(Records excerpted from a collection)
-=-=-=-=-
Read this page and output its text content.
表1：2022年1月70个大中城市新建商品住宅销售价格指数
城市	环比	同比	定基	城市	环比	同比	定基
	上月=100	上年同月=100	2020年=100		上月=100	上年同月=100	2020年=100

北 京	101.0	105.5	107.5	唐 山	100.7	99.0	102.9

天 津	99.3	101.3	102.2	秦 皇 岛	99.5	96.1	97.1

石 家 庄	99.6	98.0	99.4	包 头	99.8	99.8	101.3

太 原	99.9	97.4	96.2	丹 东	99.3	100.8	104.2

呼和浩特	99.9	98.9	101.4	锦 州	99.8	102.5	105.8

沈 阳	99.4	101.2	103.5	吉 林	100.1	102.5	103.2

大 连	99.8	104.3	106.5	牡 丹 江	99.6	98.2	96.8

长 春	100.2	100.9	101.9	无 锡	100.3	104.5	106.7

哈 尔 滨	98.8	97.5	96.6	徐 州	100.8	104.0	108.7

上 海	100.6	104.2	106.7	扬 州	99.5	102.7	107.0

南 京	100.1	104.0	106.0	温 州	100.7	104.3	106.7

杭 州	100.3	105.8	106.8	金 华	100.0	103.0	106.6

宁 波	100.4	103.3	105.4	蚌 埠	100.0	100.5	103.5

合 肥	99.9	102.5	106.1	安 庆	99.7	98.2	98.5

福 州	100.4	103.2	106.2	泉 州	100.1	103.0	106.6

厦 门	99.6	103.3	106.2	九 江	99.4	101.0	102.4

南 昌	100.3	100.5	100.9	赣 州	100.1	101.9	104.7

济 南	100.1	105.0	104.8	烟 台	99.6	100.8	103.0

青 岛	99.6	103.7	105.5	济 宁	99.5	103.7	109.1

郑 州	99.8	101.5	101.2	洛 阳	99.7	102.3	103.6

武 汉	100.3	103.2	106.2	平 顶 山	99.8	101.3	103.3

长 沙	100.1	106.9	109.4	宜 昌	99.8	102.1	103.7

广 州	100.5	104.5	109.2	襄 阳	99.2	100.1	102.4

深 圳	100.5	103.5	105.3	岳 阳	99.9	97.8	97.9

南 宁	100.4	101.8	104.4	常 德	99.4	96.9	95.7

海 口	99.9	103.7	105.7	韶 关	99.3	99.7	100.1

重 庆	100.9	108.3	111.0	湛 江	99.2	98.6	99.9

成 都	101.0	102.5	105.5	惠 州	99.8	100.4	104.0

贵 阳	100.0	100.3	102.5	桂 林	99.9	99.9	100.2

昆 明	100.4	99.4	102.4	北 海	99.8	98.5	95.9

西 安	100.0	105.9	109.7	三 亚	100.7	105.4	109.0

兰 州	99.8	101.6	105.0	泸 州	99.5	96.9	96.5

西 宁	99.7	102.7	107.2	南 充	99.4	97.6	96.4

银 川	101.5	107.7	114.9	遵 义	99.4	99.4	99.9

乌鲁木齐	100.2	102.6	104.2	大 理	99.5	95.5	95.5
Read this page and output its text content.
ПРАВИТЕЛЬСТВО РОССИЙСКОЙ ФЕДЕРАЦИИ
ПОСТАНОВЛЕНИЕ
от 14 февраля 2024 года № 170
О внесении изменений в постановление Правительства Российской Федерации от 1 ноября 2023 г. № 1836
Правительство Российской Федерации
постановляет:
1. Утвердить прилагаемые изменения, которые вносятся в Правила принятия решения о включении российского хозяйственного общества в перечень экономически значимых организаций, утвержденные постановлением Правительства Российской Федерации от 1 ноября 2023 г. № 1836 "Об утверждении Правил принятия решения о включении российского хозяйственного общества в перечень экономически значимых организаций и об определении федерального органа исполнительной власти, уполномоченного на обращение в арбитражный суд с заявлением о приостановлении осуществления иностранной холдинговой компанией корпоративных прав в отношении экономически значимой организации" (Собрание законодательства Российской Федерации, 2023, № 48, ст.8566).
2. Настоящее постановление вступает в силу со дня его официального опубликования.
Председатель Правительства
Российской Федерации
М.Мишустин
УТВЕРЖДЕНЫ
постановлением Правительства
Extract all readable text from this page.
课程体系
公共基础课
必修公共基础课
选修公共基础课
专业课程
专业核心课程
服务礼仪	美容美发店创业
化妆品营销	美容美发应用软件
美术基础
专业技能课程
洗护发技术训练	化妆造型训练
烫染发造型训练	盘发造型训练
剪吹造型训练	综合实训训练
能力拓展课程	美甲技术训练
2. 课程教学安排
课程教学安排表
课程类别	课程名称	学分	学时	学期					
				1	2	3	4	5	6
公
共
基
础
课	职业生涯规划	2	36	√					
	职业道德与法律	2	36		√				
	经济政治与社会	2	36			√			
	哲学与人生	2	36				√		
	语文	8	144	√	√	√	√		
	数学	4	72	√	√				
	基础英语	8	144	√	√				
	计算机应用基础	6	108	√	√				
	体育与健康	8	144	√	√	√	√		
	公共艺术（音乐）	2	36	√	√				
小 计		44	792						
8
-=-=-=-=-
> [Given problem] Identify every line where the string "ноября" appears.

> [Correct result]
О внесении изменений в постановление Правительства Российской Федерации от 1 ноября 2023 г. № 1836
1. Утвердить прилагаемые изменения, которые вносятся в Правила принятия решения о включении российского хозяйственного общества в перечень экономически значимых организаций, утвержденные постановлением Правительства Российской Федерации от 1 ноября 2023 г. № 1836 "Об утверждении Правил принятия решения о включении российского хозяйственного общества в перечень экономически значимых организаций и об определении федерального органа исполнительной власти, уполномоченного на обращение в арбитражный суд с заявлением о приостановлении осуществления иностранной холдинговой компанией корпоративных прав в отношении экономически значимой организации" (Собрание законодательства Российской Федерации, 2023, № 48, ст.8566).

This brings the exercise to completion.